**PASSAGE SHOWN**
Quick answer: A UK PhD viva typically lasts 2–3 hours with two examiners (one internal, one external) and an optional independent chair. The biggest predictor of success is not your thesis quality — that has already passed pre-screening — but your ability to defend methodology and name your contribution clearly. Plan a 12-week preparation period: weeks 1–4 re-read thesis and key sources; weeks 5–8 build a 47-question answer bank; weeks 9–12 mock vivas and refinement.

PhD viva by the numbers

  • 2 to 3 hours — typical UK viva length; some run 4+ (UKCGE, 2024).
  • ~50% of UK candidates receive minor corrections; ~30% major corrections; ~10% resubmit; ~5% pass with no corrections; <2% fail (UKCGE Examiner Reports 2024).
  • 40 to 60% of viva questions originate from the methodology chapter (Trafford & Leshem, 2008).
  • 4 to 6 months typical wait between submission and viva at UK universities.
  • 2 to 3 mock vivas recommended by Vitae; candidates who do 2+ mocks have 18% higher pass-without-revision rates (Vitae, 2024).

UK viva format

Stage Duration What happens
Welcome & framing 5–10 min Examiners introduce themselves, explain process, may ask “tell us about your thesis”

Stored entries

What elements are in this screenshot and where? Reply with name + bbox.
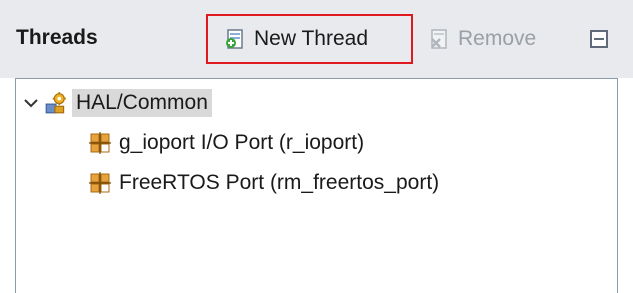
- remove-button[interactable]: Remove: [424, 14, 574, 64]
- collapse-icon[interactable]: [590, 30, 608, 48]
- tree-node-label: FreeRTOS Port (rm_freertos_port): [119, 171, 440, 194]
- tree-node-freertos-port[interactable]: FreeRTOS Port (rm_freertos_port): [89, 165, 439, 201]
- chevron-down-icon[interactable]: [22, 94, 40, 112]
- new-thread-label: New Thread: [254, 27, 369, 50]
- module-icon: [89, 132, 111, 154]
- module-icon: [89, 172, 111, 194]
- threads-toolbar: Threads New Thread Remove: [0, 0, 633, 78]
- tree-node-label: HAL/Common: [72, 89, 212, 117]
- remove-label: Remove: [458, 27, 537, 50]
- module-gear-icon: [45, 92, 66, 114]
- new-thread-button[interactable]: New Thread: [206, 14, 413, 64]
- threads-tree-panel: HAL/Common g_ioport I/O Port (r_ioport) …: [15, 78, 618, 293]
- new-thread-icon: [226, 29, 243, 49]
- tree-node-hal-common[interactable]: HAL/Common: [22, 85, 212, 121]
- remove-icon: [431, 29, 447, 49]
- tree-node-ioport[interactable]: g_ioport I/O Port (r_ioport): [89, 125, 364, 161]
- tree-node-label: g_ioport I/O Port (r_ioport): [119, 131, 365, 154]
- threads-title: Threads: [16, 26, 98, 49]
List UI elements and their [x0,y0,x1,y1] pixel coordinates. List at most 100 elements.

==

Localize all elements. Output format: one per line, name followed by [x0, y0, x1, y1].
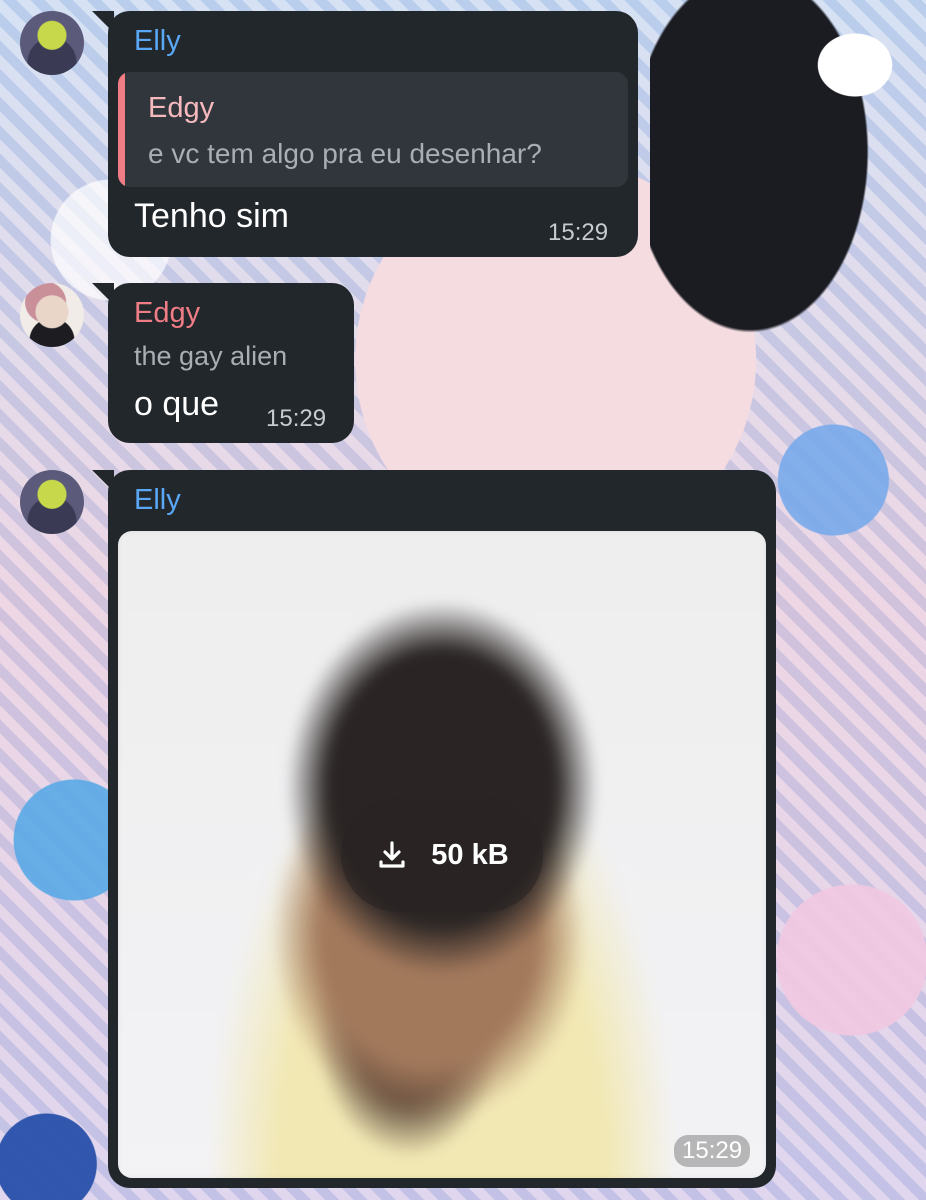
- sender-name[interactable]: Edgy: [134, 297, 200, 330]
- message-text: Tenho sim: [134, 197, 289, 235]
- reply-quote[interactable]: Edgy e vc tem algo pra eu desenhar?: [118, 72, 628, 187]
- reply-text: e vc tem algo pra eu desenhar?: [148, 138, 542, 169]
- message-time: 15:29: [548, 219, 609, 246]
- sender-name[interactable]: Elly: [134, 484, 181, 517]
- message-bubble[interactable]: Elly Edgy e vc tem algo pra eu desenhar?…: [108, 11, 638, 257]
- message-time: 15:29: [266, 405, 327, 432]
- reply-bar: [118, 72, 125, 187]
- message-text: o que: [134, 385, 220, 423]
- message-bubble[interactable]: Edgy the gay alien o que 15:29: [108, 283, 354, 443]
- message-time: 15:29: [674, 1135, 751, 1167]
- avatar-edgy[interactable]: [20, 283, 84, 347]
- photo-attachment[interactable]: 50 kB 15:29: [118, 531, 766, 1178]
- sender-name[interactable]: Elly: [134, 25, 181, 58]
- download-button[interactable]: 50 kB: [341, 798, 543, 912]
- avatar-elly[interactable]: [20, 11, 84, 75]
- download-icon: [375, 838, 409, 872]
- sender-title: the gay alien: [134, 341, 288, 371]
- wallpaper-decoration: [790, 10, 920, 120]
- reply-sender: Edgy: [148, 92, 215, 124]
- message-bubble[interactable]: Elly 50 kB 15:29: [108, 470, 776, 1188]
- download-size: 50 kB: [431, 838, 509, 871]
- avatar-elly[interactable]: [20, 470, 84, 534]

**GOAL OF THE EXERCISE**
According to the passage on the UK PhD viva, what share of viva questions come from the methodology chapter?

**ANSWER**
40 to 60% of viva questions come from the methodology chapter.